Goal of the exercise — Sort through the data and copy the lines holding the word "having".

^^^^^^^^

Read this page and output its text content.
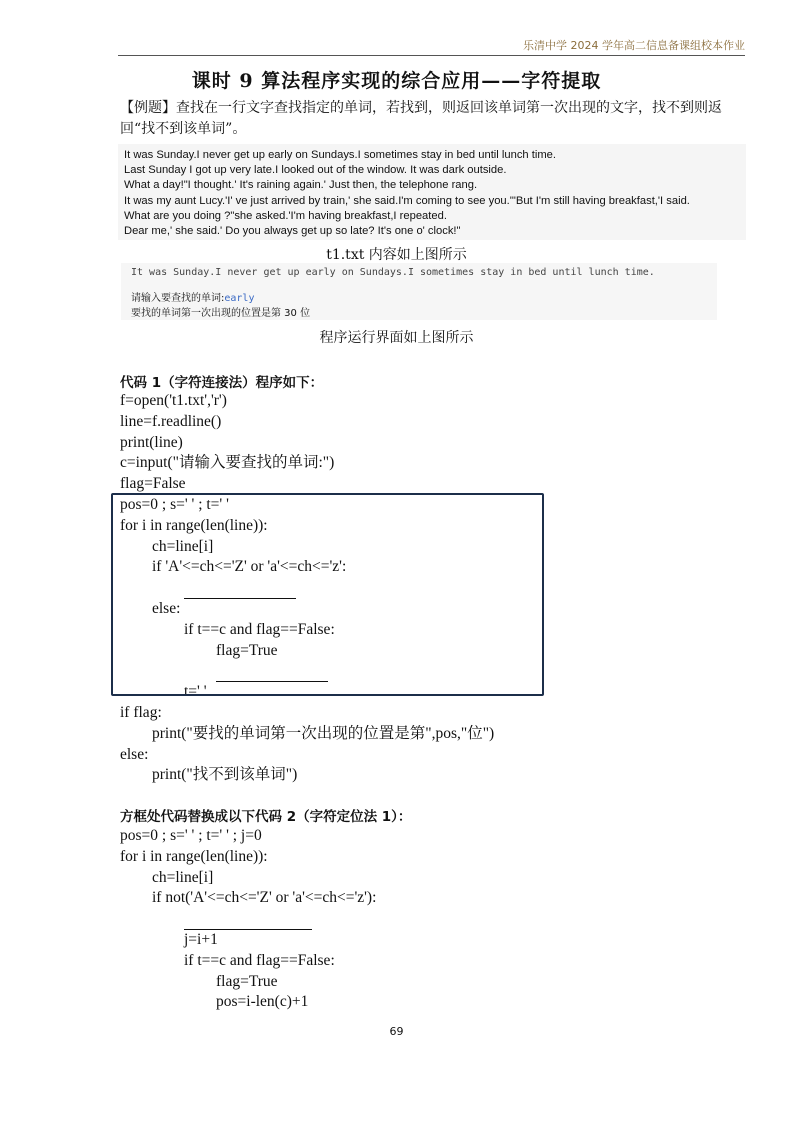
乐清中学 2024 学年高二信息备课组校本作业
课时 9 算法程序实现的综合应用——字符提取
【例题】查找在一行文字查找指定的单词，若找到，则返回该单词第一次出现的文字，找不到则返回“找不到该单词”。
It was Sunday.I never get up early on Sundays.I sometimes stay in bed until lunch time.
Last Sunday I got up very late.I looked out of the window. It was dark outside.
What a day!"I thought.' It's raining again.' Just then, the telephone rang.
It was my aunt Lucy.'I' ve just arrived by train,' she said.I'm coming to see you.'"But I'm still having breakfast,'I said.
What are you doing ?"she asked.'I'm having breakfast,I repeated.
Dear me,' she said.' Do you always get up so late? It's one o' clock!"
t1.txt 内容如上图所示
It was Sunday.I never get up early on Sundays.I sometimes stay in bed until lunch time.
请输入要查找的单词:early
要找的单词第一次出现的位置是第 30 位
程序运行界面如上图所示
代码 1（字符连接法）程序如下：
f=open('t1.txt','r')
line=f.readline()
print(line)
c=input("请输入要查找的单词:")
flag=False
pos=0 ; s=' ' ; t=' '
for i in range(len(line)):
ch=line[i]
if 'A'<=ch<='Z' or 'a'<=ch<='z':
else:
if t==c and flag==False:
flag=True
t=' '
if flag:
print("要找的单词第一次出现的位置是第",pos,"位")
else:
print("找不到该单词")
方框处代码替换成以下代码 2（字符定位法 1）：
pos=0 ; s=' ' ; t=' ' ; j=0
for i in range(len(line)):
ch=line[i]
if not('A'<=ch<='Z' or 'a'<=ch<='z'):
j=i+1
if t==c and flag==False:
flag=True
pos=i-len(c)+1
69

^^^^^^^^

Completed exercise —
It was my aunt Lucy.'I' ve just arrived by train,' she said.I'm coming to see you.'"But I'm still having breakfast,'I said.
What are you doing ?"she asked.'I'm having breakfast,I repeated.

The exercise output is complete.